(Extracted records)
┏━━

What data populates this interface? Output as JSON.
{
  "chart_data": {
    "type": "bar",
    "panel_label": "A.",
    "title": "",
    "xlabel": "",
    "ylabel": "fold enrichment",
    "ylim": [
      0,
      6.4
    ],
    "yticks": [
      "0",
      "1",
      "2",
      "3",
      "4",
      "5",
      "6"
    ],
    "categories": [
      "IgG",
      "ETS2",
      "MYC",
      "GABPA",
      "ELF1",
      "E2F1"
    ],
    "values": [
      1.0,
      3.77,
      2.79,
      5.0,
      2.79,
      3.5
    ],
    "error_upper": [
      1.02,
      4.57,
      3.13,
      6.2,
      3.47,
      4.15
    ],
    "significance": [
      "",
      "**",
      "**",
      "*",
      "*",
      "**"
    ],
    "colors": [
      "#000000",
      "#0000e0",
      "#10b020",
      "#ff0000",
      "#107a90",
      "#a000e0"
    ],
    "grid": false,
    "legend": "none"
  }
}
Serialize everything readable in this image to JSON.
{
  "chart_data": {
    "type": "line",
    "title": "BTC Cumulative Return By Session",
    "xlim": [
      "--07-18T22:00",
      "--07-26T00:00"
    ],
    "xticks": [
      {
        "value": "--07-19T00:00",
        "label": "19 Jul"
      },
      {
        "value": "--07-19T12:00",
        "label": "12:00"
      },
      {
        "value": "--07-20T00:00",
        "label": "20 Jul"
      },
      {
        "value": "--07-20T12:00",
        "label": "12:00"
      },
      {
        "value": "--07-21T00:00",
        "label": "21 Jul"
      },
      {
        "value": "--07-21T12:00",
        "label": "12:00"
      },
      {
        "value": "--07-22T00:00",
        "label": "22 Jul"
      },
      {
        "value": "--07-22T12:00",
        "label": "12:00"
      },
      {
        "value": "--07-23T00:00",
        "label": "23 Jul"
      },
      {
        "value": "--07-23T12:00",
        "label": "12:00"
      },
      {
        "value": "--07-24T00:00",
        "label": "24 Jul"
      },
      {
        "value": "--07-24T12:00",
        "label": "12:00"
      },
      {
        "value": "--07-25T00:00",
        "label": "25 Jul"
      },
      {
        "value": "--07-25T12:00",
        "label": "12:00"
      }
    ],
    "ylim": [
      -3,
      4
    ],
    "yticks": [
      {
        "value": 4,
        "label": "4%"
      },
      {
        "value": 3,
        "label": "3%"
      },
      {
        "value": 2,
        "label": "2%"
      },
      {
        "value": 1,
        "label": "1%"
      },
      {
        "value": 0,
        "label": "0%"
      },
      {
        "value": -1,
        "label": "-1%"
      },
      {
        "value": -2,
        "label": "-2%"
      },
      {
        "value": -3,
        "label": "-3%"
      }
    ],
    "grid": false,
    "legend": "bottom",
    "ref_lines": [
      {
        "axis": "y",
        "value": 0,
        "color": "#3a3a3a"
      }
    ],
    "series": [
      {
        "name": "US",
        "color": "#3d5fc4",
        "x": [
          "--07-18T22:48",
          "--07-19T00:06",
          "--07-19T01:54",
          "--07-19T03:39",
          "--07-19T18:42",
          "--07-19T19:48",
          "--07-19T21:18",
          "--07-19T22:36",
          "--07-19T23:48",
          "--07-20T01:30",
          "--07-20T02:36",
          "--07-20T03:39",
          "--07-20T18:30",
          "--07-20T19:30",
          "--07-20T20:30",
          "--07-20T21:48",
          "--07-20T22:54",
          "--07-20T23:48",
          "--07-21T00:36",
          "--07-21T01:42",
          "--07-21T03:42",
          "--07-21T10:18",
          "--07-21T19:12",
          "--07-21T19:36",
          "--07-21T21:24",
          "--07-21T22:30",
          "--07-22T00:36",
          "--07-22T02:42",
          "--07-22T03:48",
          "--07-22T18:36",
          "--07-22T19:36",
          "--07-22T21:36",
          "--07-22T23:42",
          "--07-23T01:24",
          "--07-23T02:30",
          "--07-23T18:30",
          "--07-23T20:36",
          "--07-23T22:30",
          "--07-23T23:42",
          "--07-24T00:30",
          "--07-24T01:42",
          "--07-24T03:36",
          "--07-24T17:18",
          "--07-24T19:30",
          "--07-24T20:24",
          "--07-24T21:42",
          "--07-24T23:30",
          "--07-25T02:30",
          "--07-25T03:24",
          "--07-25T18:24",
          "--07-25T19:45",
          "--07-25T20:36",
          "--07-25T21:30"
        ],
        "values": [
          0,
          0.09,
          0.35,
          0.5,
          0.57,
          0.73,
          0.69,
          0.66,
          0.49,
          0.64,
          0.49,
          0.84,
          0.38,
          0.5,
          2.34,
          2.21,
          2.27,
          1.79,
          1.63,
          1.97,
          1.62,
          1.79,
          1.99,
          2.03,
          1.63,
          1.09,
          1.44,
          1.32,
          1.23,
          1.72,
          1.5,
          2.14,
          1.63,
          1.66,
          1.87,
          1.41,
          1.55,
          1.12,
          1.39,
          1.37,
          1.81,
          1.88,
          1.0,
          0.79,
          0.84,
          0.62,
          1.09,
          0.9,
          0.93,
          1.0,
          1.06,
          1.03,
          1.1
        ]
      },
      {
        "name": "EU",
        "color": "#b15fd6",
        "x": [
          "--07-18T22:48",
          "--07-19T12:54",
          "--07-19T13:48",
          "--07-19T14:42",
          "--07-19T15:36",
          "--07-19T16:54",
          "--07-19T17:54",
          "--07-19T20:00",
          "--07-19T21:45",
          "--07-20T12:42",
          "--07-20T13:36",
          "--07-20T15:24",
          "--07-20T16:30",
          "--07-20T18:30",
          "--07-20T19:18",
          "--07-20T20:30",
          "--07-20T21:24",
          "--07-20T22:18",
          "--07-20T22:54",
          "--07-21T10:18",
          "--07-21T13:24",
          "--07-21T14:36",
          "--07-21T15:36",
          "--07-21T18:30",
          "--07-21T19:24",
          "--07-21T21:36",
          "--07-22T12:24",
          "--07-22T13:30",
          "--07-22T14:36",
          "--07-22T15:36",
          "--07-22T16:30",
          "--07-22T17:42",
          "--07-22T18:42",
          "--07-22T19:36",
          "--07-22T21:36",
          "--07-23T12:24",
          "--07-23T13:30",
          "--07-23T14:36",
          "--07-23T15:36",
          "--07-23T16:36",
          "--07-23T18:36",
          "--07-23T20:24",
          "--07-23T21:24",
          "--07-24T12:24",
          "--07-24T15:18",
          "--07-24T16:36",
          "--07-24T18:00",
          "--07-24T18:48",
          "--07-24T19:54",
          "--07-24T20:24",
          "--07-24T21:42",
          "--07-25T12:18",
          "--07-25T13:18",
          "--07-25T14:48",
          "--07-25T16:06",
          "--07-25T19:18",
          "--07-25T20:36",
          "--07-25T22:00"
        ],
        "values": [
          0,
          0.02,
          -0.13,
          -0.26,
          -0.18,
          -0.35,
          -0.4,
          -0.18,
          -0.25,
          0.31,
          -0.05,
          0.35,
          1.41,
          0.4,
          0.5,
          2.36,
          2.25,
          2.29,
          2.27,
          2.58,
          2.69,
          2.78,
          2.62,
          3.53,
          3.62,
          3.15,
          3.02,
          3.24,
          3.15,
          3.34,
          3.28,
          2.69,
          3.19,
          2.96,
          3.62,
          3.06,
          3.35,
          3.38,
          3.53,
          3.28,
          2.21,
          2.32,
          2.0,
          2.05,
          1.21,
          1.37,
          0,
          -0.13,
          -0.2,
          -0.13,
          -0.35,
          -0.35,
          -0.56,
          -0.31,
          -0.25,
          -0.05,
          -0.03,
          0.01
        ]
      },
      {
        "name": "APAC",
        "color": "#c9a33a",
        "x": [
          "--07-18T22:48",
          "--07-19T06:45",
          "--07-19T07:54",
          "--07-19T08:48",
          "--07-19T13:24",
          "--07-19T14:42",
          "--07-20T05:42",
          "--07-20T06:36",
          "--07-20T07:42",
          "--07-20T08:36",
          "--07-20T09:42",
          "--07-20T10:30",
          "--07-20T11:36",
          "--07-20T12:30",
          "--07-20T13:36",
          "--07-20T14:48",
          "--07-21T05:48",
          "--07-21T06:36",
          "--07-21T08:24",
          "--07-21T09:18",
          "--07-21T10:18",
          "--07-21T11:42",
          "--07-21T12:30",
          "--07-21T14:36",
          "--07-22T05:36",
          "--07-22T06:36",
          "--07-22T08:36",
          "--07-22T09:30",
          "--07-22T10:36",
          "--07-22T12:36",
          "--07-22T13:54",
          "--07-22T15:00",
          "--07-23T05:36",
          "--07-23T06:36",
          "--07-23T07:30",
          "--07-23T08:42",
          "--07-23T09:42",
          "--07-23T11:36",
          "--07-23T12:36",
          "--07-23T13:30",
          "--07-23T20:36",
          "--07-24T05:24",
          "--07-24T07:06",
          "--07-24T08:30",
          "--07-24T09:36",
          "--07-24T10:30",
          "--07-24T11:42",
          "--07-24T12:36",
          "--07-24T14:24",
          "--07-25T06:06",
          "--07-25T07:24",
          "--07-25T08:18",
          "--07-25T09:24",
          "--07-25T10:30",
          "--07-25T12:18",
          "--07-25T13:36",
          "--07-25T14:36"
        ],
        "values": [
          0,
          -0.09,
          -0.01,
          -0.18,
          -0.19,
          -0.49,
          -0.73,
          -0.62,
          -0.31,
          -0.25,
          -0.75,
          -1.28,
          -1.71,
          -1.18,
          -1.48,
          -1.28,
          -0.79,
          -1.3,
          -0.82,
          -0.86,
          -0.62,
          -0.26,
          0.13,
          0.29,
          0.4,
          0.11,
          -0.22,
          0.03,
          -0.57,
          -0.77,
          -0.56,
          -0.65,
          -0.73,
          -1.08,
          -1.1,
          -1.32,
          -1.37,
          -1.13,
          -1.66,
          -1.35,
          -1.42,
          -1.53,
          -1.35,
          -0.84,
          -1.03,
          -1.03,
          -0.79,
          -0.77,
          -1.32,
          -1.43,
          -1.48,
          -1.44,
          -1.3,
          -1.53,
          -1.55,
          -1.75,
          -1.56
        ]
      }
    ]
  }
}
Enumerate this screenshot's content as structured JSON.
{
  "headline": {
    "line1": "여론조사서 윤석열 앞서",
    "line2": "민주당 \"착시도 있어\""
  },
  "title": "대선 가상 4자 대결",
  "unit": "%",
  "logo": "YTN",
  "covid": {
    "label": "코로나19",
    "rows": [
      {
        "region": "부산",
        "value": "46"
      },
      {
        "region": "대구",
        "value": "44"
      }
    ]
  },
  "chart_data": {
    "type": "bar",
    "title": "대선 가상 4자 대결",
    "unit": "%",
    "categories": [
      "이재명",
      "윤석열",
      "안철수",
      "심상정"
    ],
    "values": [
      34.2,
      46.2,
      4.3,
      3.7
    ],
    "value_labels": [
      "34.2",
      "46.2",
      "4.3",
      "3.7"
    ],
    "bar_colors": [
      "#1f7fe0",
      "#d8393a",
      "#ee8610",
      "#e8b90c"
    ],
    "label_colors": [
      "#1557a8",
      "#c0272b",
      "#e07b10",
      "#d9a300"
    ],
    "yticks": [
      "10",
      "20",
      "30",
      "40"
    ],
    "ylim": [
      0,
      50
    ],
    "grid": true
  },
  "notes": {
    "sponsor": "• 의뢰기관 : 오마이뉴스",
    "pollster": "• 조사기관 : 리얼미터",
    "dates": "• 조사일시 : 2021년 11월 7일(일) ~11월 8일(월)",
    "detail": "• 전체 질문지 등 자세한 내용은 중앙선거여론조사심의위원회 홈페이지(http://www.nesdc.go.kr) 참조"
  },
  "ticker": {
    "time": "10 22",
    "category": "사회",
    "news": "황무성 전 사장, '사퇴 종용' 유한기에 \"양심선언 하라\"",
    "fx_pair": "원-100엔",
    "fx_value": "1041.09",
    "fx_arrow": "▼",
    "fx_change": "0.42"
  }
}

┗━━

- **Task**
Return every line in the listing that contains the word "this".

- **Full output**
What data populates this interface? Output as JSON.
Serialize everything readable in this image to JSON.
Enumerate this screenshot's content as structured JSON.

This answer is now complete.